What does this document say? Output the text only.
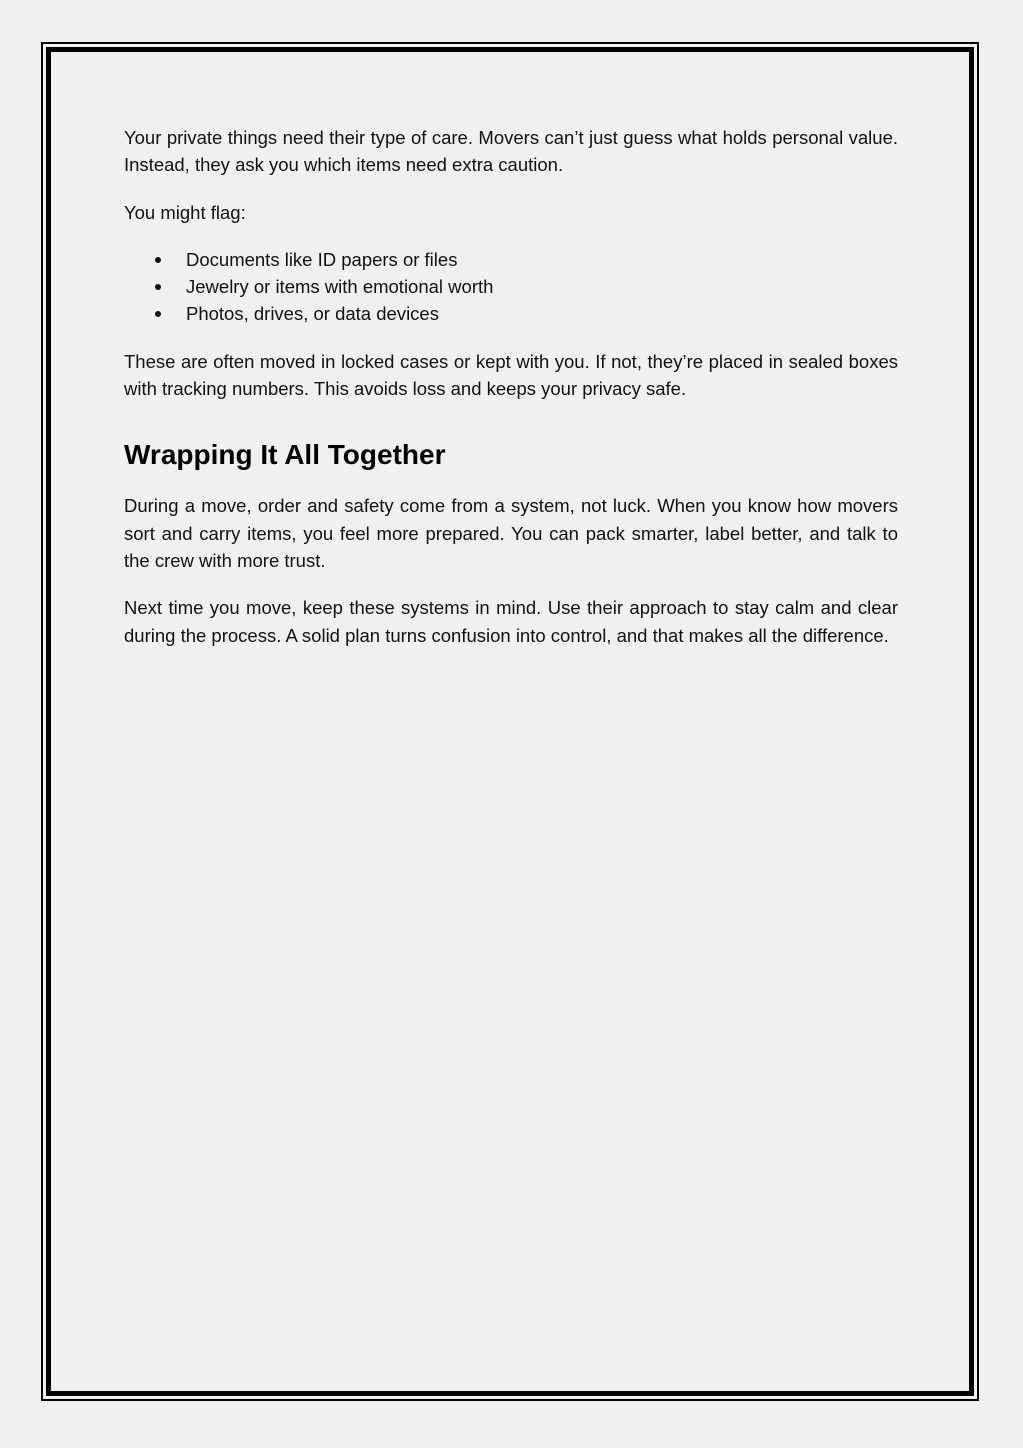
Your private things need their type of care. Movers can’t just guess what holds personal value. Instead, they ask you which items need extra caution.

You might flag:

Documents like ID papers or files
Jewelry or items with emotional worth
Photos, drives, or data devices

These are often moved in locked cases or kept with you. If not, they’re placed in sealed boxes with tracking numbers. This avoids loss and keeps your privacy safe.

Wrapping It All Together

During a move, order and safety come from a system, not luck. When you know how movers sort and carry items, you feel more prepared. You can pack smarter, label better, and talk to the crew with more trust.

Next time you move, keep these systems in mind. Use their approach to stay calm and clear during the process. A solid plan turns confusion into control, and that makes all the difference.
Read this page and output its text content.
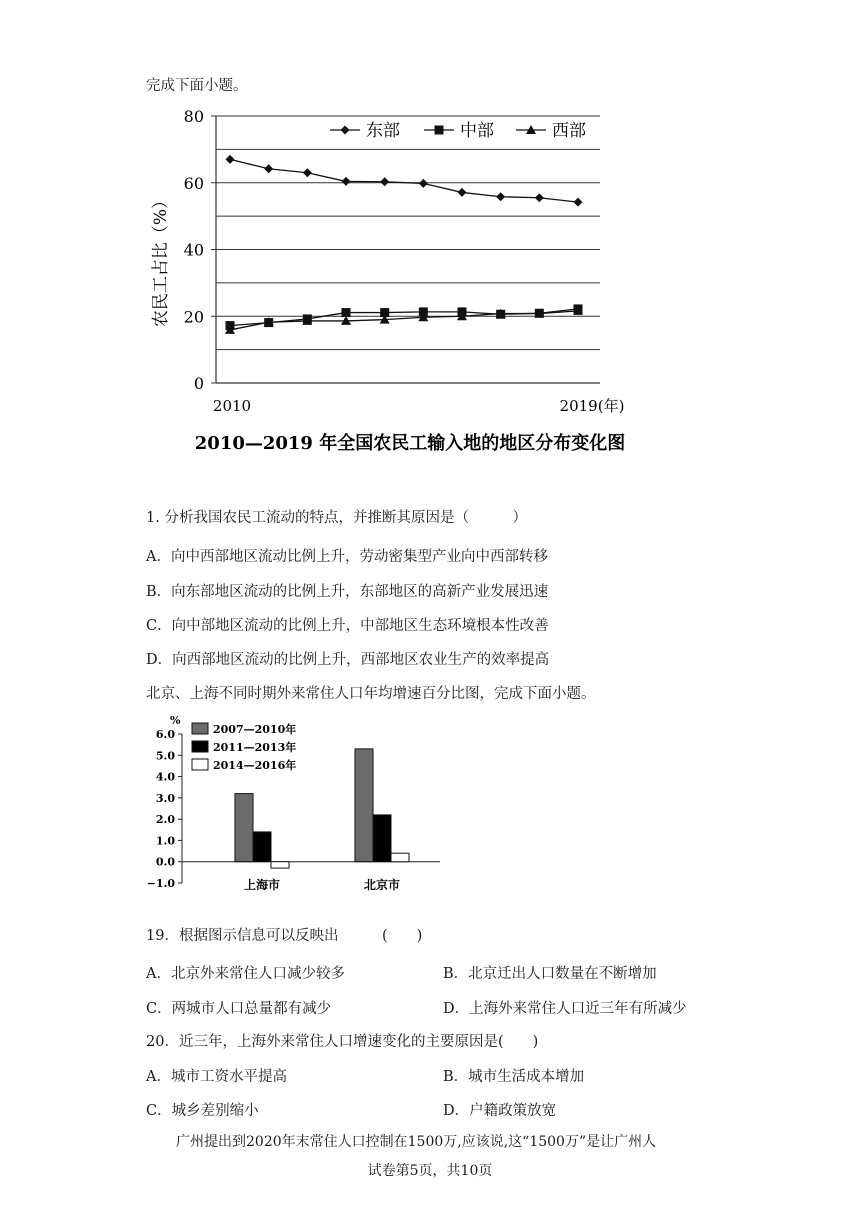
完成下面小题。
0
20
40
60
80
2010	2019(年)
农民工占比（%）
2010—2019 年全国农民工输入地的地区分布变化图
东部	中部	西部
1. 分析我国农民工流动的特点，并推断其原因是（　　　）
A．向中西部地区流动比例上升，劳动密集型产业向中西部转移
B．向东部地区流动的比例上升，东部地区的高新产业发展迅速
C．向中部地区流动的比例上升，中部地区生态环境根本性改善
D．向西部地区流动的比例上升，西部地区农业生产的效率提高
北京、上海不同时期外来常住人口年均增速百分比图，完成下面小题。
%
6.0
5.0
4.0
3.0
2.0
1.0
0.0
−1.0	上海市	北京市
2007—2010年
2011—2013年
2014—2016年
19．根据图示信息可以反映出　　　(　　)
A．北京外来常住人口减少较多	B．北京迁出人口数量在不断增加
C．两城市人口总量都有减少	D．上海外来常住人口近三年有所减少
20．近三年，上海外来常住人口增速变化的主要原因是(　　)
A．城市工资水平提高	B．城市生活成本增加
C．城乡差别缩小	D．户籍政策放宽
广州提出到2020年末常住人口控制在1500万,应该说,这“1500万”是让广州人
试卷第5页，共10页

──────

* Required task
Omit the pictures, then output the rest of the listing exactly.

* Exercise solution
What does this document say? Output the text only.
Your private things need their type of care. Movers can’t just guess what holds personal value. Instead, they ask you which items need extra caution.

You might flag:

Documents like ID papers or files
Jewelry or items with emotional worth
Photos, drives, or data devices

These are often moved in locked cases or kept with you. If not, they’re placed in sealed boxes with tracking numbers. This avoids loss and keeps your privacy safe.

Wrapping It All Together

During a move, order and safety come from a system, not luck. When you know how movers sort and carry items, you feel more prepared. You can pack smarter, label better, and talk to the crew with more trust.

Next time you move, keep these systems in mind. Use their approach to stay calm and clear during the process. A solid plan turns confusion into control, and that makes all the difference.
Read this page and output its text content.
完成下面小题。
0
20
40
60
80
2010	2019(年)
农民工占比（%）
2010—2019 年全国农民工输入地的地区分布变化图
东部	中部	西部
1. 分析我国农民工流动的特点，并推断其原因是（　　　）
A．向中西部地区流动比例上升，劳动密集型产业向中西部转移
B．向东部地区流动的比例上升，东部地区的高新产业发展迅速
C．向中部地区流动的比例上升，中部地区生态环境根本性改善
D．向西部地区流动的比例上升，西部地区农业生产的效率提高
北京、上海不同时期外来常住人口年均增速百分比图，完成下面小题。
%
6.0
5.0
4.0
3.0
2.0
1.0
0.0
−1.0	上海市	北京市
2007—2010年
2011—2013年
2014—2016年
19．根据图示信息可以反映出　　　(　　)
A．北京外来常住人口减少较多	B．北京迁出人口数量在不断增加
C．两城市人口总量都有减少	D．上海外来常住人口近三年有所减少
20．近三年，上海外来常住人口增速变化的主要原因是(　　)
A．城市工资水平提高	B．城市生活成本增加
C．城乡差别缩小	D．户籍政策放宽
广州提出到2020年末常住人口控制在1500万,应该说,这“1500万”是让广州人
试卷第5页，共10页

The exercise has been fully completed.